Source document:
-----

Julieanna Richardson '76 building something special with 'The HistoryMakers'

The alumna has collected 9,000 hours of interviews for the oral history project, which has teamed with Brandeis for a grant

Photo/courtesy, The HistoryMakers

Julieanna Richardson '76

Growing up as an African-American in a small, mostly white community in Ohio, Julieanna Richardson '76 had an empty feeling when it came to her cultural heritage.

"There were only two things in my history book about black people, one was about slavery, and the other was George Washington Carver," she said. "It was hard for my 9 year old brain to reconcile that George Washington Carver would have done all those things with peanuts when all we had been were slaves.”

Richardson is the founder of The HistoryMakers, a non-profit educational institution that has created the nation’s largest African American video oral history archive of stories of thousands of both well-known and unsung African-Americans. Last year, it was announced that the Library of Congress will serve as the permanent repository for The HistoryMakers Collection. Recently, Brandeis received a $50,000 planning grant from the Andrew W. Mellon Foundation to expand The HistoryMakers’ reach as a resource at the university level.

The seeds of The HistoryMakers were planted during Richardson's undergraduate years at Brandeis. As a double major in Theatre Arts and American Studies, Richardson did her independent research project on the Harlem Renaissance and traveled to New York her sophomore year to interview Butterfly McQueen of Gone With the Wind, Honey Coles, lyricist for 1928 Broadway production of the musical Shuffle Along and other icons from that period. And she took her tape recorder with her.

-----

Data supplied:

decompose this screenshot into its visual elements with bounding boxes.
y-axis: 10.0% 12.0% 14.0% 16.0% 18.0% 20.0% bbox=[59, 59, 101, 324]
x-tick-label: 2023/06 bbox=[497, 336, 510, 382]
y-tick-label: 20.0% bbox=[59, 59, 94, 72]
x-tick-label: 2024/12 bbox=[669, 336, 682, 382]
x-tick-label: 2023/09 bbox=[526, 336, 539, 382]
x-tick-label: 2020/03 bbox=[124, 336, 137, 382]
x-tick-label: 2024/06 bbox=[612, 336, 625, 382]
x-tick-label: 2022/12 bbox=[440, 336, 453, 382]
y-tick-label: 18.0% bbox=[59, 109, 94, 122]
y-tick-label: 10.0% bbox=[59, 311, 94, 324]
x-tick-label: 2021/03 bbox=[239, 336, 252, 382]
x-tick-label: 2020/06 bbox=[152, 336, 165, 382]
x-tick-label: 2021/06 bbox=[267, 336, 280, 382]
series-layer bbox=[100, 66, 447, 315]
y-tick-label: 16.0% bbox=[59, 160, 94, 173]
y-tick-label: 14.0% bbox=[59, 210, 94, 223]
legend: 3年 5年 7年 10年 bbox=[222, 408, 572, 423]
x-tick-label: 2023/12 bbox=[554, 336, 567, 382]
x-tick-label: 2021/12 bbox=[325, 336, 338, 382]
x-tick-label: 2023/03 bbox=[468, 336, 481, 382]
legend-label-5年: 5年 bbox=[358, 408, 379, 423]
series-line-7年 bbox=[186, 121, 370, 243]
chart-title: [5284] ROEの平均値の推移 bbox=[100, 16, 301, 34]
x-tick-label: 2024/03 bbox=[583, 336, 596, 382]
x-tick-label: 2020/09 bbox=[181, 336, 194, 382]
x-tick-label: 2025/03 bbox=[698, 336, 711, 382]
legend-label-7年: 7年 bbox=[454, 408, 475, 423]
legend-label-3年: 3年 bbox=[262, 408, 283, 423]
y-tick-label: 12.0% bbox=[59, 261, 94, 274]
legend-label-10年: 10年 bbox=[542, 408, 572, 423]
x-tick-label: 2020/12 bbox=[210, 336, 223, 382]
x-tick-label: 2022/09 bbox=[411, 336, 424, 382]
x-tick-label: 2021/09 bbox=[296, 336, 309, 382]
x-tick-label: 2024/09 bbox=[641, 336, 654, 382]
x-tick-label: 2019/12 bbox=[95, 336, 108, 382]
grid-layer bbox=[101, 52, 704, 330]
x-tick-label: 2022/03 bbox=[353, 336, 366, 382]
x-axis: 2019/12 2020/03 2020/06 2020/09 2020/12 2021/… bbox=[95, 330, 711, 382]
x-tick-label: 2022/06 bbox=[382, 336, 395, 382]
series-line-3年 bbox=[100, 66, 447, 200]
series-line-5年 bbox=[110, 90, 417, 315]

-----

Work instructions:
• A. According to the Julieanna Richardson article, what did Brandeis receive from the Andrew W. Mellon Foundation?
• B. Carry on the Julieanna Richardson article from its last sentence.
The records above come from a separate source, not from the Julieanna Richardson article.

Results in order:
• A. A $50,000 planning grant.

• B.
"I was in my element. I had found myself," she said.

Lawrence Fuchs, professor and founder of Brandeis’ American Studies program, was a force in supporting Richardson’s research into her cultural identity, she said.

"He was such a mentor and believed in me and my dream," Richardson said.

Since it was founded in 2000, The HistoryMakers has received funding, including large grants from the National Science Foundation and PricewaterhouseCoopers. The proposal for the most recent grant from the Mellon Foundation was developed and written by Brandeis University Librarian John Unsworth, who has been an advocate for The HistoryMakers dating back to his days as a dean at the University of Illinois.

"It's a unique project, there really isn't anything like this in respect to black history," Unsworth said. "It's highly searchable for research and teaching -- it's very easy to get to the portions of these conversations that are pertinent to multiple disciplines."

So far, the project has over 9,000 hours of interviews with 3,000 subjects from hundreds of U.S. cities and towns as well as in the Caribbean, Mexico and Norway, but Richardson considers it only about 60 percent complete. The goal is to collect interviews from 5,000 subjects.

"To create something people find valuable is quite a big payback for all the work," Richardson said. "It is essentially my life's passion."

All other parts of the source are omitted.